• _CONSEGNA_
Rispondi alle domande seguenti sull'articolo dedicato a Nicola Chiaromonte, una per riga.
1. Con quale editore è appena uscito "Eretico controvoglia" di Filippo La Porta?
2. A quale giornale ha parlato ieri Dario Franceschini?
3. Per quale motivo, secondo La Porta, Chiaromonte era infallibile?

• _BRANO DI LETTURA_
Chi era Nicola Chiaromonte, l'intellettuale perfetto per i rossogialli

Simonetta Sciandivasci

Un “eretico controvoglia” per il pantheon del Conte bis

Roma. Mettiamo, pazza idea, che da governo inevitabile, correttivo, istituzionale, di coalizione, questo rossogiallo diventi qualcosa di più, un corpo politico che funziona, un soggetto nuovo: avrebbe bisogno di un pantheon di riferimento, e il primo da includere sarebbe Nicola Chiaromonte – sì, certo, anche Saragat, ma quello già lo sappiamo, è già nel cuore di Conte. E tuttavia anche così, in quest’atmosfera emergenziale da coppia che sta in piedi per il bene dei figli, per “sconfiggere questa destra”, il Conte bis di rifarsi a qualche intellettuale, ritrovandocisi, avrebbe assai bisogno, e ancora il migliore sarebbe Nicola Chiaromonte. Di lui, nel suo “Eretico controvoglia” appena uscito per Bompiani, Filippo La Porta ha scritto che era “un socialista libertario convinto del primato dell’etica sulla politica”, uno che meditava sulle cose “in modo semplice, con la semplicità che appartiene alla tradizione italiana che rifiuta la complicazione e accoglie la complessità”. Dario Franceschini ha detto ieri a Repubblica che il Pd non perderà la sua identità e, anzi, la rafforzerà, e che le battaglie di sinistra non sono più quelle del Novecento: “Continueremo a difendere i deboli e il lavoro ma c’è anche, per fare un solo esempio, l’emergenza ambientale”. E chi lo sa se i fronti comuni basteranno, ancora prima che a tenere insieme due partiti nemici fino a un mese fa, a far sì che le istanze dell’uno implementino quelle dell’altro.

 

In Chiaromonte, che della sinistra novecentesca, specie quella vicina al marxismo, è stato critico accanito, le ispirazioni e aspirazioni dei gialli e dei rossi hanno convissuto armoniosamente abbastanza da intessere un pensiero più che organico e, soprattutto, convincente. Infallibile, scrive La Porta, perché lui “riuscì a pensare sempre da solo”.

• _DATI MOSTRATI_

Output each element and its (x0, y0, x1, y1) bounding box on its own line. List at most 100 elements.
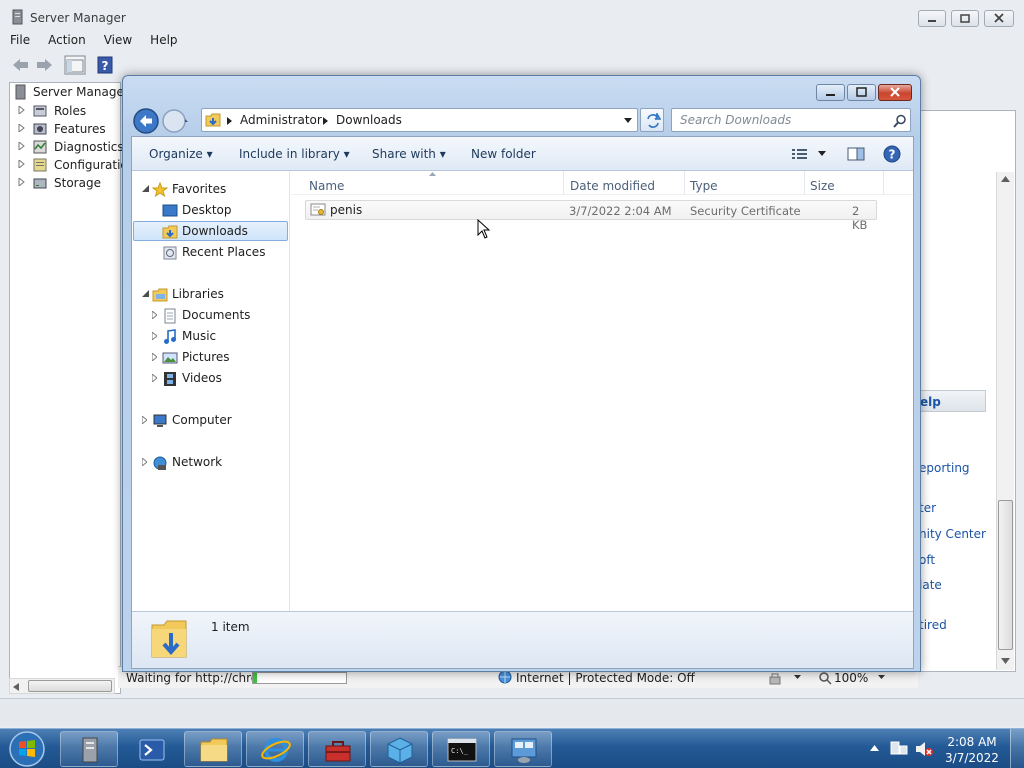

• _RISPOSTA_
1. Bompiani.
2. Repubblica.
3. Perché "riuscì a pensare sempre da solo".